Extract the text of each entry below exactly, leaving every image behind.

** Start of Data **

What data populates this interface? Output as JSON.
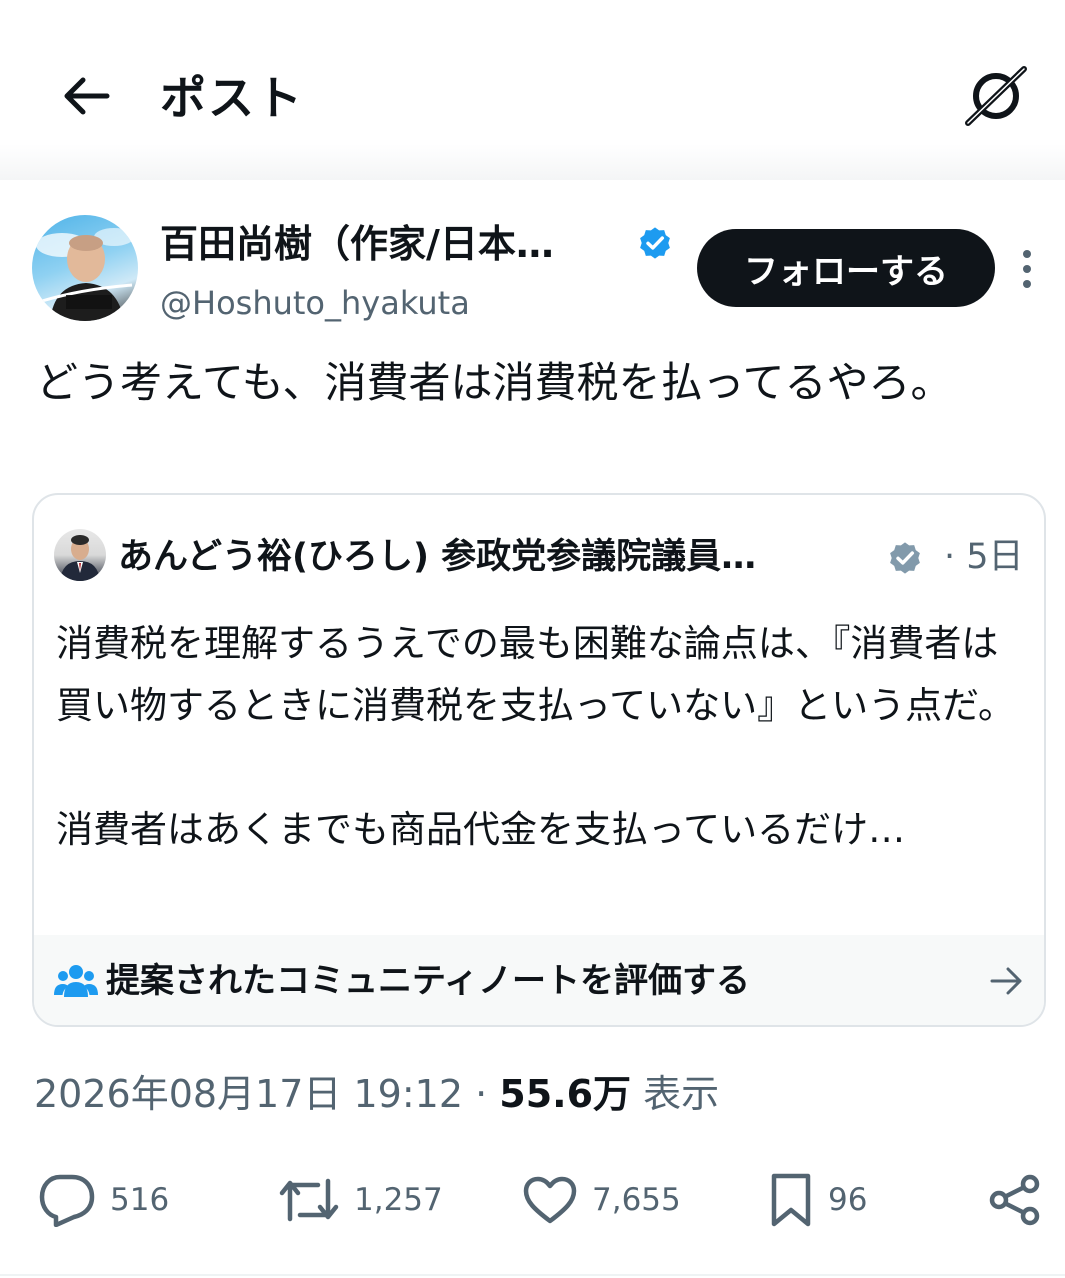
{
  "header": {
    "title": "ポスト",
    "back_icon": "arrow-left-icon",
    "grok_icon": "grok-icon"
  },
  "author": {
    "name": "百田尚樹（作家/日本…",
    "handle": "@Hoshuto_hyakuta",
    "verified": true,
    "follow_label": "フォローする"
  },
  "post": {
    "text": "どう考えても、消費者は消費税を払ってるやろ。"
  },
  "quote": {
    "author_name": "あんどう裕(ひろし) 参政党参議院議員…",
    "time": "· 5日",
    "paragraphs": [
      "消費税を理解するうえでの最も困難な論点は、『消費者は買い物するときに消費税を支払っていない』という点だ。",
      "消費者はあくまでも商品代金を支払っているだけ…"
    ],
    "community_note_label": "提案されたコミュニティノートを評価する"
  },
  "meta": {
    "timestamp": "2026年08月17日 19:12",
    "separator": "·",
    "views_count": "55.6万",
    "views_label": "表示"
  },
  "actions": {
    "replies": "516",
    "reposts": "1,257",
    "likes": "7,655",
    "bookmarks": "96"
  },
  "colors": {
    "text_primary": "#0f1419",
    "text_secondary": "#536471",
    "verified_blue": "#1d9bf0",
    "verified_gray": "#829aab",
    "border": "#dfe4e8",
    "community_icon": "#1d9bf0"
  }
}
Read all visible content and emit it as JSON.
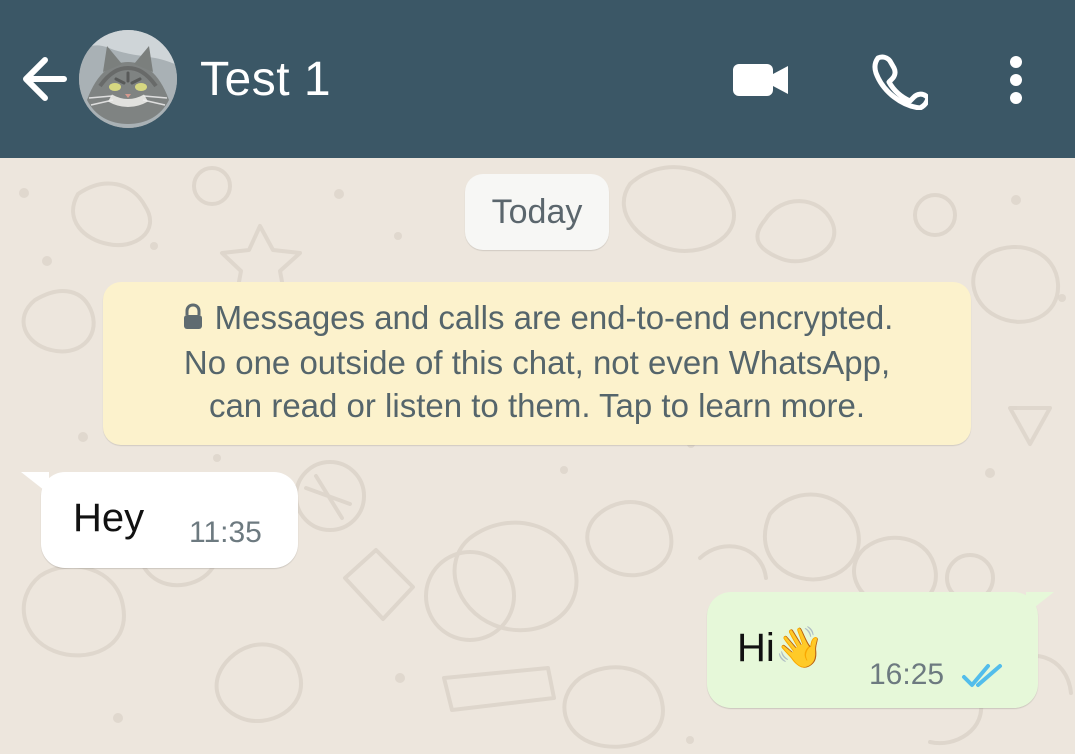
{
  "header": {
    "contact_name": "Test 1",
    "icons": {
      "back": "back-arrow-icon",
      "avatar": "contact-avatar",
      "video": "video-camera-icon",
      "call": "phone-icon",
      "menu": "more-options-icon"
    }
  },
  "chat": {
    "date_chip": "Today",
    "encryption_notice": {
      "line1": "Messages and calls are end-to-end encrypted.",
      "line2": "No one outside of this chat, not even WhatsApp,",
      "line3": "can read or listen to them. Tap to learn more."
    },
    "messages": [
      {
        "direction": "incoming",
        "text": "Hey",
        "time": "11:35"
      },
      {
        "direction": "outgoing",
        "text": "Hi👋",
        "time": "16:25",
        "status_icon": "double-check-icon"
      }
    ]
  },
  "colors": {
    "header": "#3b5766",
    "chat_background": "#ede6dd",
    "incoming_bubble": "#ffffff",
    "outgoing_bubble": "#e6f8d9",
    "encryption_notice": "#fcf2cc",
    "read_ticks": "#53bdeb"
  }
}
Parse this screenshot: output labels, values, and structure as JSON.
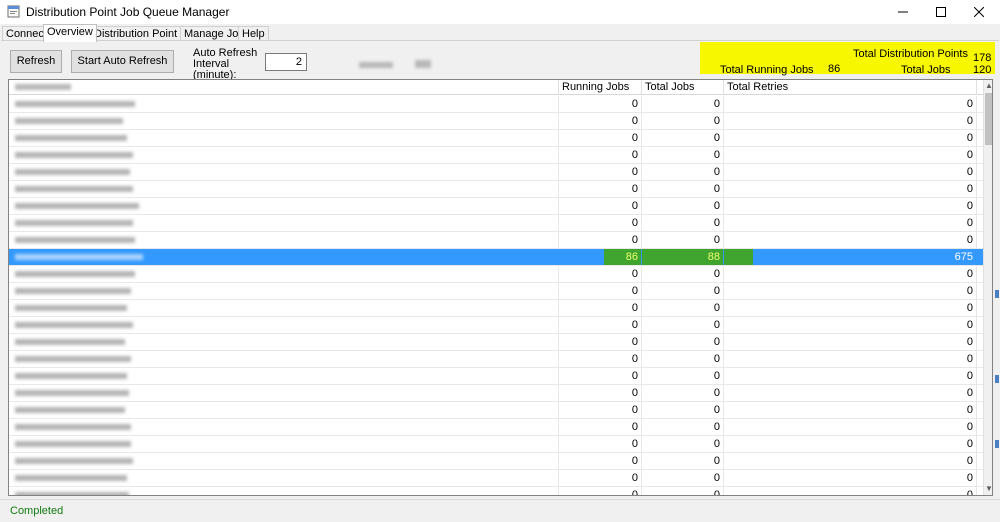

** End of Data **

* [Correct result]
What data populates this interface? Output as JSON.
{
  "header": {
    "title": "ポスト",
    "back_icon": "arrow-left-icon",
    "grok_icon": "grok-icon"
  },
  "author": {
    "name": "百田尚樹（作家/日本…",
    "handle": "@Hoshuto_hyakuta",
    "verified": true,
    "follow_label": "フォローする"
  },
  "post": {
    "text": "どう考えても、消費者は消費税を払ってるやろ。"
  },
  "quote": {
    "author_name": "あんどう裕(ひろし) 参政党参議院議員…",
    "time": "· 5日",
    "paragraphs": [
      "消費税を理解するうえでの最も困難な論点は、『消費者は買い物するときに消費税を支払っていない』という点だ。",
      "消費者はあくまでも商品代金を支払っているだけ…"
    ],
    "community_note_label": "提案されたコミュニティノートを評価する"
  },
  "meta": {
    "timestamp": "2026年08月17日 19:12",
    "separator": "·",
    "views_count": "55.6万",
    "views_label": "表示"
  },
  "actions": {
    "replies": "516",
    "reposts": "1,257",
    "likes": "7,655",
    "bookmarks": "96"
  },
  "colors": {
    "text_primary": "#0f1419",
    "text_secondary": "#536471",
    "verified_blue": "#1d9bf0",
    "verified_gray": "#829aab",
    "border": "#dfe4e8",
    "community_icon": "#1d9bf0"
  }
}
Read all visible content and emit it as JSON.
{
  "header": {
    "contact_name": "Test 1",
    "icons": {
      "back": "back-arrow-icon",
      "avatar": "contact-avatar",
      "video": "video-camera-icon",
      "call": "phone-icon",
      "menu": "more-options-icon"
    }
  },
  "chat": {
    "date_chip": "Today",
    "encryption_notice": {
      "line1": "Messages and calls are end-to-end encrypted.",
      "line2": "No one outside of this chat, not even WhatsApp,",
      "line3": "can read or listen to them. Tap to learn more."
    },
    "messages": [
      {
        "direction": "incoming",
        "text": "Hey",
        "time": "11:35"
      },
      {
        "direction": "outgoing",
        "text": "Hi👋",
        "time": "16:25",
        "status_icon": "double-check-icon"
      }
    ]
  },
  "colors": {
    "header": "#3b5766",
    "chat_background": "#ede6dd",
    "incoming_bubble": "#ffffff",
    "outgoing_bubble": "#e6f8d9",
    "encryption_notice": "#fcf2cc",
    "read_ticks": "#53bdeb"
  }
}
Parse this screenshot: output labels, values, and structure as JSON.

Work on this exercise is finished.